EXCERPT >>

########################################

I doubt anyone is surprised that a teetotal crusader attacked Apologia Studios and the Reformed Pub (with inaccurate info btw) for their positions on beer and tattoos. Nor were they probably surprised when a particular critic of both (Pub members will know) leveraged the occasion to twist the knife in what is clearly nothing more than resuming some old personal grudges. Haters gonna. What is surprising to some, however, is the extraordinarily low and ugly nature of this attack on what any informed person would readily confess are the most truly undeserving targets. I have a few comments on the first part of that, but will focus in a moment on the latter, particularly here in defense of the Reformed Pub.
There are generally three rhetorical levels on which criticism can be done: 1) standard, 2) hatchet job, 3) smear. The first level can still be very powerful, direct, and stark, even if gentlemanly. The second level is merciless, but can still be warranted. The third level, however, is mere insults and ad hominem designed to destroy reputations.
The second article I read attacking The Reformed Pub is somewhere beneath even the third level. It is not only insults, it is lies. The Reformed Pub is not only not the “cesspool” described in the attack, it is actually more spiritually mature than other Facebook groups I’ve seen in its class. This is especially true of a particular Bunker haunted by the subject author—a place unparalleled in the professing Christian world in its snark, backbiting, blacklisting, name-calling, insulting, unrepentance, and hair-trigger bans.

########################################

DATASET RECORDS >>
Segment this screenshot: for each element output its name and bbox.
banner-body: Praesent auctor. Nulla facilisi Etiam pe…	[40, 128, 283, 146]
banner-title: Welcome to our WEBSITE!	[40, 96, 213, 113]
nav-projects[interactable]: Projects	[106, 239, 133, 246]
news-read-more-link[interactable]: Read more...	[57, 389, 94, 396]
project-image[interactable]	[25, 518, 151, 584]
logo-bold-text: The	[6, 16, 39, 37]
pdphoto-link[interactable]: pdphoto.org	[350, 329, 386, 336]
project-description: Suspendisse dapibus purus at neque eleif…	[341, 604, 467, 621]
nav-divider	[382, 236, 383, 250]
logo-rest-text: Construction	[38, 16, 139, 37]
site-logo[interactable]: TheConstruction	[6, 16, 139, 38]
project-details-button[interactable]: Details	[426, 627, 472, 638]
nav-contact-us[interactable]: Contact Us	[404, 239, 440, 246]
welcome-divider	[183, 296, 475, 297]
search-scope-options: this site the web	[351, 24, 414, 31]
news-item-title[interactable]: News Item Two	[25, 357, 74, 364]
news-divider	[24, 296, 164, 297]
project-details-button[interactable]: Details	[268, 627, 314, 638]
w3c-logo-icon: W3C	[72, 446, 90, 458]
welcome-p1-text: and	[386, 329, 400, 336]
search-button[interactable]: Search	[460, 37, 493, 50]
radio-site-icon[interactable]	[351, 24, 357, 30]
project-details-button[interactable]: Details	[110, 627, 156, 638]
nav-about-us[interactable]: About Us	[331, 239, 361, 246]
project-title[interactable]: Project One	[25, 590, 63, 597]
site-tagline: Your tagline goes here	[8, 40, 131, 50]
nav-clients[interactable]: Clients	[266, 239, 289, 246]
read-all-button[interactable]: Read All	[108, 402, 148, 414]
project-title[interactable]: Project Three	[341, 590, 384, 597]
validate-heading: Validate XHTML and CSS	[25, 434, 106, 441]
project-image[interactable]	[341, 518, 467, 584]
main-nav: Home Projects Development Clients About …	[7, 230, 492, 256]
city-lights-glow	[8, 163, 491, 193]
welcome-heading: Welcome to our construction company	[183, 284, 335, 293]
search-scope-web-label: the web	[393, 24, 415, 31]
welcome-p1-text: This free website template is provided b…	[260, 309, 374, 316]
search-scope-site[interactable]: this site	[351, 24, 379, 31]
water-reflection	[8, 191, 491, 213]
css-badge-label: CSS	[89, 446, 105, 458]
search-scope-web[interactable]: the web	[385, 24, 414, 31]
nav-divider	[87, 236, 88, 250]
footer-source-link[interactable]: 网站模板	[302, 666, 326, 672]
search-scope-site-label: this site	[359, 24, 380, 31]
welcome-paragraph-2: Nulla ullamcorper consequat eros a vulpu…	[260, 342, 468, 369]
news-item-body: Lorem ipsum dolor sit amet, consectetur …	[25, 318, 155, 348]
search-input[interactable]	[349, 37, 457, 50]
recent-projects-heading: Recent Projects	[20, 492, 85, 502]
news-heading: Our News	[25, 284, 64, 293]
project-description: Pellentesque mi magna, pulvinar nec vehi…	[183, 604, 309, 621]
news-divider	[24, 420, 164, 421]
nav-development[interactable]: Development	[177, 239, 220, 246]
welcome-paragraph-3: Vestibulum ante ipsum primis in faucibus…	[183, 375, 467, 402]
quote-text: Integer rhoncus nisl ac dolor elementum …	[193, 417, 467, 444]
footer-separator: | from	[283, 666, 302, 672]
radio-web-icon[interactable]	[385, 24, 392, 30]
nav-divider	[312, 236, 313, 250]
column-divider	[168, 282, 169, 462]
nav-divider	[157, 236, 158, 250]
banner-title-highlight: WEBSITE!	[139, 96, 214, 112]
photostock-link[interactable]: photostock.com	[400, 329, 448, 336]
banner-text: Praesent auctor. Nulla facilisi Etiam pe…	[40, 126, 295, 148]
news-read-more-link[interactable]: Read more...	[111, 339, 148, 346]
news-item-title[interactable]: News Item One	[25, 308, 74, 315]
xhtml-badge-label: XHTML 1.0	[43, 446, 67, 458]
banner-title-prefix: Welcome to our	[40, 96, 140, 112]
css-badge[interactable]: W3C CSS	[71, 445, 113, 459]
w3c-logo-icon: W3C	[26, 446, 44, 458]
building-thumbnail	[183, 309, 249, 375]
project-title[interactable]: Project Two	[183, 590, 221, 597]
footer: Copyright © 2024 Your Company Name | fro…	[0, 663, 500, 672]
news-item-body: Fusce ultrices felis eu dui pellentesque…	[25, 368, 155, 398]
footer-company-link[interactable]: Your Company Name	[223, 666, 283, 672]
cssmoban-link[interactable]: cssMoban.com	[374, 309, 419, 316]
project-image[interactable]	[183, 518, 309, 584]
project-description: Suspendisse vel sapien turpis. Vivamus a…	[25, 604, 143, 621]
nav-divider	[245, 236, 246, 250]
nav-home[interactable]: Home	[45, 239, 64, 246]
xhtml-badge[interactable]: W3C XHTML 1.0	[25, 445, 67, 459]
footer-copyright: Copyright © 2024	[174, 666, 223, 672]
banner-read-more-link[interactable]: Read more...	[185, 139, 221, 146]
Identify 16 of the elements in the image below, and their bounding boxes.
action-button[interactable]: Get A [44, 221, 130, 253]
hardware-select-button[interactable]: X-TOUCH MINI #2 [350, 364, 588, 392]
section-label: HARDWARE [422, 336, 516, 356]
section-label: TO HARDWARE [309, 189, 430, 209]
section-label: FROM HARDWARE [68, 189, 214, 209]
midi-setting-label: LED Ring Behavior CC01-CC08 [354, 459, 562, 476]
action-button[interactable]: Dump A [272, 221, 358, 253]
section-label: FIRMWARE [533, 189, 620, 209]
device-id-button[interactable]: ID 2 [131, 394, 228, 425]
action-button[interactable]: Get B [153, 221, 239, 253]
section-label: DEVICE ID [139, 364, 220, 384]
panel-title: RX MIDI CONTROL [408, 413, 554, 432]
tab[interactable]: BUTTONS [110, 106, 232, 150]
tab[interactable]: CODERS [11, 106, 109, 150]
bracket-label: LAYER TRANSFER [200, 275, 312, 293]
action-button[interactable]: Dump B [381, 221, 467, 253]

########################################

LIST OF TASKS >>
1. Answer these questions about the commentary:
(a) What positions did the teetotal crusader attack Apologia Studios and the Reformed Pub for?
(b) What are the three rhetorical levels of criticism the commentary lists?
(c) What word does the commentary say the attack used to describe the Reformed Pub?
2. Retype the commentary from "There are generally" down to "to destroy reputations.", keeping every character as it appears.

RESULTS FOR EACH TASK >>
1.
(a) Their positions on beer and tattoos.
(b) Standard, hatchet job, and smear.
(c) "Cesspool."

2.
There are generally three rhetorical levels on which criticism can be done: 1) standard, 2) hatchet job, 3) smear. The first level can still be very powerful, direct, and stark, even if gentlemanly. The second level is merciless, but can still be warranted. The third level, however, is mere insults and ad hominem designed to destroy reputations.